> **The request**
Turn every line of the data below into one numbered list. Skip blank lines and leave the pictures out.

> **Records for processing**
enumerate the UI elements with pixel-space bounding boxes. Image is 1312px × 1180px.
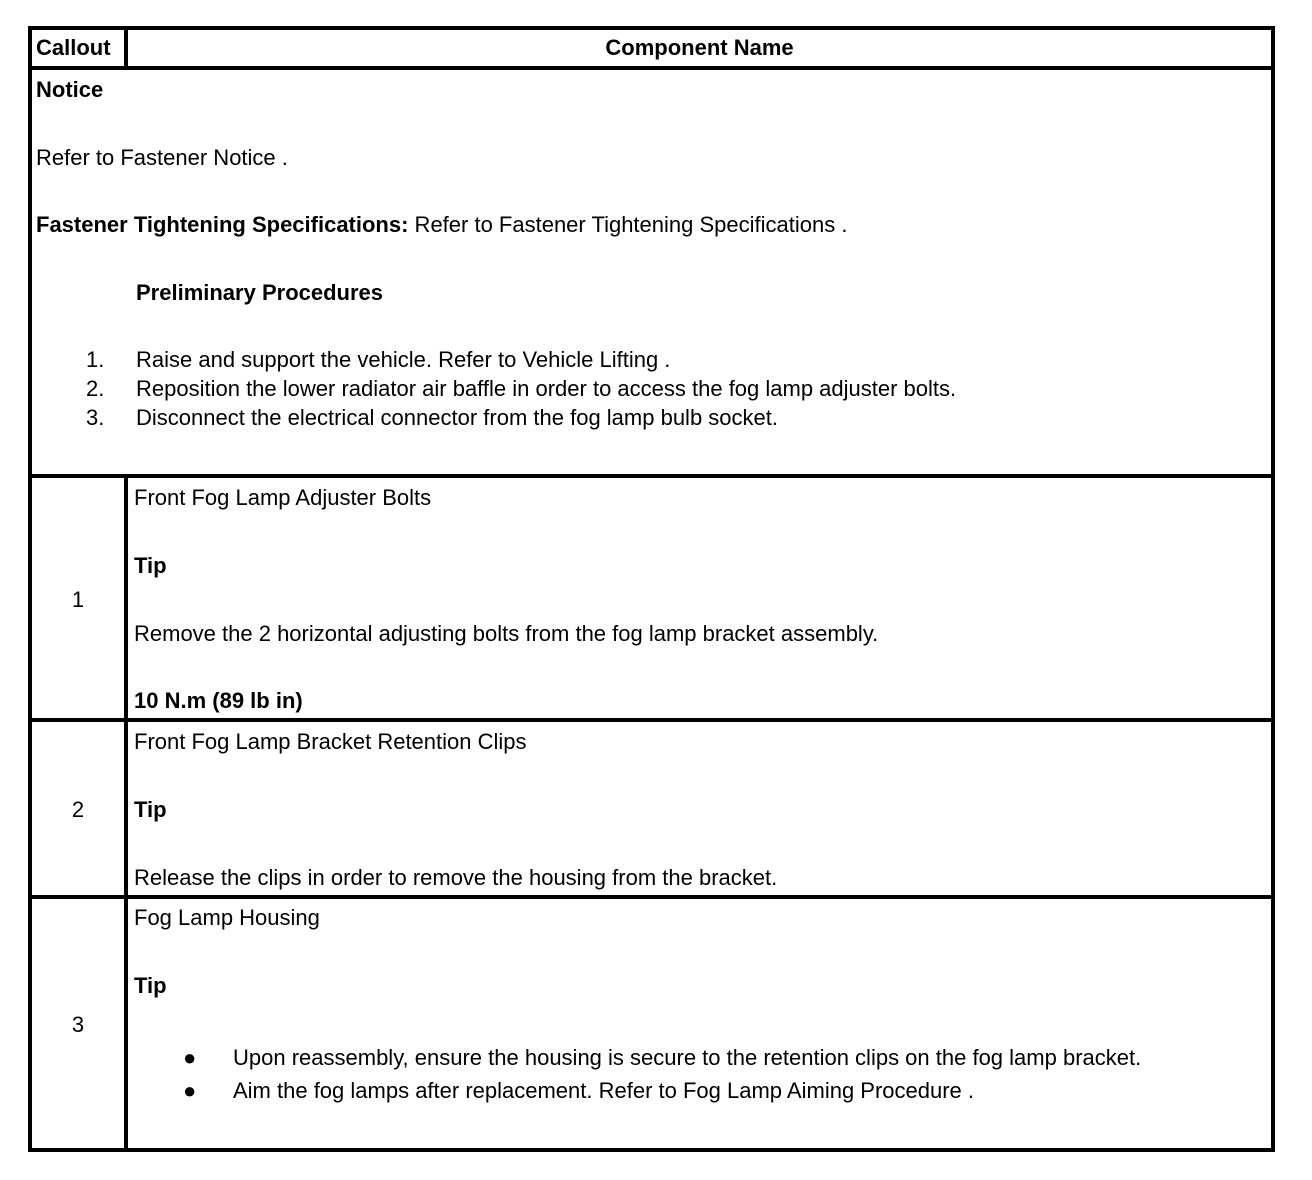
callout-number: 2: [71, 797, 85, 822]
step-text: Raise and support the vehicle. Refer to Vehicle Lifting .: [136, 347, 671, 372]
fastener-notice-text: Refer to Fastener Notice .: [36, 145, 288, 170]
callout-number: 3: [71, 1012, 85, 1037]
step-number: 2.: [86, 376, 105, 401]
bullet-text: Upon reassembly, ensure the housing is secure to the retention clips on the fog lamp bracket.: [233, 1045, 1142, 1070]
step-text: Disconnect the electrical connector from the fog lamp bulb socket.: [136, 405, 778, 430]
step-text: Reposition the lower radiator air baffle in order to access the fog lamp adjuster bolts.: [136, 376, 957, 401]
procedure-table: [28, 26, 1275, 1152]
notice-title: Notice: [36, 77, 104, 102]
component-name-header: Component Name: [605, 35, 794, 60]
callout-header: Callout: [36, 35, 111, 60]
callout-number: 1: [71, 587, 85, 612]
tip-label: Tip: [134, 553, 167, 578]
rows-column-divider: [124, 474, 128, 1152]
step-number: 1.: [86, 347, 105, 372]
tip-text: Remove the 2 horizontal adjusting bolts from the fog lamp bracket assembly.: [134, 621, 879, 646]
tip-label: Tip: [134, 973, 167, 998]
component-name: Front Fog Lamp Bracket Retention Clips: [134, 729, 527, 754]
component-name: Front Fog Lamp Adjuster Bolts: [134, 485, 432, 510]
tip-text: Release the clips in order to remove the housing from the bracket.: [134, 865, 778, 890]
bullet-text: Aim the fog lamps after replacement. Refer to Fog Lamp Aiming Procedure .: [233, 1078, 975, 1103]
step-number: 3.: [86, 405, 105, 430]
row-1-divider: [28, 718, 1275, 722]
fastener-spec-text: Refer to Fastener Tightening Specifications .: [408, 212, 848, 237]
bullet-icon: ●: [183, 1078, 197, 1103]
header-divider: [28, 66, 1275, 70]
bullet-icon: ●: [183, 1045, 197, 1070]
row-2-divider: [28, 895, 1275, 899]
component-name: Fog Lamp Housing: [134, 905, 320, 930]
preliminary-procedures-title: Preliminary Procedures: [136, 280, 384, 305]
notice-divider: [28, 474, 1275, 478]
fastener-spec-label: Fastener Tightening Specifications:: [36, 212, 409, 237]
torque-spec: 10 N.m (89 lb in): [134, 688, 303, 713]
tip-label: Tip: [134, 797, 167, 822]
fastener-spec-line: [36, 212, 847, 238]
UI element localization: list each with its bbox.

> **Exercise result**
1. enumerate the UI elements with pixel-space bounding boxes. Image is 1312px × 1180px.
2. callout-number: 2: [71, 797, 85, 822]
3. step-text: Raise and support the vehicle. Refer to Vehicle Lifting .: [136, 347, 671, 372]
4. fastener-notice-text: Refer to Fastener Notice .: [36, 145, 288, 170]
5. callout-number: 3: [71, 1012, 85, 1037]
6. step-number: 2.: [86, 376, 105, 401]
7. bullet-text: Upon reassembly, ensure the housing is secure to the retention clips on the fog lamp bracket.: [233, 1045, 1142, 1070]
8. step-text: Disconnect the electrical connector from the fog lamp bulb socket.: [136, 405, 778, 430]
9. step-text: Reposition the lower radiator air baffle in order to access the fog lamp adjuster bolts.: [136, 376, 957, 401]
10. procedure-table: [28, 26, 1275, 1152]
11. notice-title: Notice: [36, 77, 104, 102]
12. component-name-header: Component Name: [605, 35, 794, 60]
13. callout-header: Callout: [36, 35, 111, 60]
14. callout-number: 1: [71, 587, 85, 612]
15. tip-label: Tip: [134, 553, 167, 578]
16. rows-column-divider: [124, 474, 128, 1152]
17. step-number: 1.: [86, 347, 105, 372]
18. tip-text: Remove the 2 horizontal adjusting bolts from the fog lamp bracket assembly.: [134, 621, 879, 646]
19. tip-label: Tip: [134, 973, 167, 998]
20. component-name: Front Fog Lamp Bracket Retention Clips: [134, 729, 527, 754]
21. component-name: Front Fog Lamp Adjuster Bolts: [134, 485, 432, 510]
22. tip-text: Release the clips in order to remove the housing from the bracket.: [134, 865, 778, 890]
23. bullet-text: Aim the fog lamps after replacement. Refer to Fog Lamp Aiming Procedure .: [233, 1078, 975, 1103]
24. step-number: 3.: [86, 405, 105, 430]
25. row-1-divider: [28, 718, 1275, 722]
26. fastener-spec-text: Refer to Fastener Tightening Specifications .: [408, 212, 848, 237]
27. bullet-icon: ●: [183, 1078, 197, 1103]
28. header-divider: [28, 66, 1275, 70]
29. bullet-icon: ●: [183, 1045, 197, 1070]
30. row-2-divider: [28, 895, 1275, 899]
31. component-name: Fog Lamp Housing: [134, 905, 320, 930]
32. preliminary-procedures-title: Preliminary Procedures: [136, 280, 384, 305]
33. notice-divider: [28, 474, 1275, 478]
34. fastener-spec-label: Fastener Tightening Specifications:: [36, 212, 409, 237]
35. torque-spec: 10 N.m (89 lb in): [134, 688, 303, 713]
36. tip-label: Tip: [134, 797, 167, 822]
37. fastener-spec-line: [36, 212, 847, 238]
38. UI element localization: list each with its bbox.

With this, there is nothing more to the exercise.